* begin Source data *
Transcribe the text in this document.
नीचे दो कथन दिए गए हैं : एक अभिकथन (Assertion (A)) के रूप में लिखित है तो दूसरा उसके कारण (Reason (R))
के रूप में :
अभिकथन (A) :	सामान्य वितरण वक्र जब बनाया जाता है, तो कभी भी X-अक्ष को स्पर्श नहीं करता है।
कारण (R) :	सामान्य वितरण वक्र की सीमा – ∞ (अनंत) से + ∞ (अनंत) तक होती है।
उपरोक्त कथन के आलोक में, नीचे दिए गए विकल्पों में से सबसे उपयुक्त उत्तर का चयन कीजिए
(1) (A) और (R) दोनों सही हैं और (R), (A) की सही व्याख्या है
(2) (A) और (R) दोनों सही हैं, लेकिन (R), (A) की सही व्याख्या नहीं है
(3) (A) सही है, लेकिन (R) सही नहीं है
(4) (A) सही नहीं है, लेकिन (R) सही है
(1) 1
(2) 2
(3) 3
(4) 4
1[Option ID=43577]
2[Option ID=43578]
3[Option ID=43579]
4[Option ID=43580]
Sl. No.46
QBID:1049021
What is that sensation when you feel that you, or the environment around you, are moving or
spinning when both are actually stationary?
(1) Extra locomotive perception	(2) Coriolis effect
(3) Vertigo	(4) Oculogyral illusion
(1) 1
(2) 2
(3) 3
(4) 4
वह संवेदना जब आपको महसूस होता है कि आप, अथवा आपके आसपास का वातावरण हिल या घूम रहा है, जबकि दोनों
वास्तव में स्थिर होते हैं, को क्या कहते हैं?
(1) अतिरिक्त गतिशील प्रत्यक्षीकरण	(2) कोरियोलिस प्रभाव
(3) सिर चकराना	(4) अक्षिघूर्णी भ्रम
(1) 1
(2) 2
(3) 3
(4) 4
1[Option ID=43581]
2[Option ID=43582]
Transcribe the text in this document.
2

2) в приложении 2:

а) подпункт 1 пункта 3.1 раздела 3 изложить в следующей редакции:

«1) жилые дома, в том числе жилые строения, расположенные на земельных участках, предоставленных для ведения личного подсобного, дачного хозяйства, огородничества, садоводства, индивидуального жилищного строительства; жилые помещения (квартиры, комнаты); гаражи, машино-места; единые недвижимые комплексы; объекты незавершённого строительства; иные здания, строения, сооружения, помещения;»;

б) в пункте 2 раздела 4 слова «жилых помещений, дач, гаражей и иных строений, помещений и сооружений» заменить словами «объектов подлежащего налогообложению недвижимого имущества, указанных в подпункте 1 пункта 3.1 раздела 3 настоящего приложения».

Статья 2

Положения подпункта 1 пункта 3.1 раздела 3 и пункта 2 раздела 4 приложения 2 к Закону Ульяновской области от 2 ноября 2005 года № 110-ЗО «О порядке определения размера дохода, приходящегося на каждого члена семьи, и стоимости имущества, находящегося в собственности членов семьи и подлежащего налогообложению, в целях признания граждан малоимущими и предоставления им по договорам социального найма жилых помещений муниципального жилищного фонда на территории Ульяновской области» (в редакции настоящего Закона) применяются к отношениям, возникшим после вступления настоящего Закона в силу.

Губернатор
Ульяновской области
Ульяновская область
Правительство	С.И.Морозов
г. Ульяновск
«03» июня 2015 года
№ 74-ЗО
* end Source data *
— Task to complete —
The records above should be repeated in full, exactly as given.

— Written response —
Transcribe the text in this document.
नीचे दो कथन दिए गए हैं : एक अभिकथन (Assertion (A)) के रूप में लिखित है तो दूसरा उसके कारण (Reason (R))
के रूप में :
अभिकथन (A) :	सामान्य वितरण वक्र जब बनाया जाता है, तो कभी भी X-अक्ष को स्पर्श नहीं करता है।
कारण (R) :	सामान्य वितरण वक्र की सीमा – ∞ (अनंत) से + ∞ (अनंत) तक होती है।
उपरोक्त कथन के आलोक में, नीचे दिए गए विकल्पों में से सबसे उपयुक्त उत्तर का चयन कीजिए
(1) (A) और (R) दोनों सही हैं और (R), (A) की सही व्याख्या है
(2) (A) और (R) दोनों सही हैं, लेकिन (R), (A) की सही व्याख्या नहीं है
(3) (A) सही है, लेकिन (R) सही नहीं है
(4) (A) सही नहीं है, लेकिन (R) सही है
(1) 1
(2) 2
(3) 3
(4) 4
1[Option ID=43577]
2[Option ID=43578]
3[Option ID=43579]
4[Option ID=43580]
Sl. No.46
QBID:1049021
What is that sensation when you feel that you, or the environment around you, are moving or
spinning when both are actually stationary?
(1) Extra locomotive perception	(2) Coriolis effect
(3) Vertigo	(4) Oculogyral illusion
(1) 1
(2) 2
(3) 3
(4) 4
वह संवेदना जब आपको महसूस होता है कि आप, अथवा आपके आसपास का वातावरण हिल या घूम रहा है, जबकि दोनों
वास्तव में स्थिर होते हैं, को क्या कहते हैं?
(1) अतिरिक्त गतिशील प्रत्यक्षीकरण	(2) कोरियोलिस प्रभाव
(3) सिर चकराना	(4) अक्षिघूर्णी भ्रम
(1) 1
(2) 2
(3) 3
(4) 4
1[Option ID=43581]
2[Option ID=43582]
Transcribe the text in this document.
2

2) в приложении 2:

а) подпункт 1 пункта 3.1 раздела 3 изложить в следующей редакции:

«1) жилые дома, в том числе жилые строения, расположенные на земельных участках, предоставленных для ведения личного подсобного, дачного хозяйства, огородничества, садоводства, индивидуального жилищного строительства; жилые помещения (квартиры, комнаты); гаражи, машино-места; единые недвижимые комплексы; объекты незавершённого строительства; иные здания, строения, сооружения, помещения;»;

б) в пункте 2 раздела 4 слова «жилых помещений, дач, гаражей и иных строений, помещений и сооружений» заменить словами «объектов подлежащего налогообложению недвижимого имущества, указанных в подпункте 1 пункта 3.1 раздела 3 настоящего приложения».

Статья 2

Положения подпункта 1 пункта 3.1 раздела 3 и пункта 2 раздела 4 приложения 2 к Закону Ульяновской области от 2 ноября 2005 года № 110-ЗО «О порядке определения размера дохода, приходящегося на каждого члена семьи, и стоимости имущества, находящегося в собственности членов семьи и подлежащего налогообложению, в целях признания граждан малоимущими и предоставления им по договорам социального найма жилых помещений муниципального жилищного фонда на территории Ульяновской области» (в редакции настоящего Закона) применяются к отношениям, возникшим после вступления настоящего Закона в силу.

Губернатор
Ульяновской области
Ульяновская область
Правительство	С.И.Морозов
г. Ульяновск
«03» июня 2015 года
№ 74-ЗО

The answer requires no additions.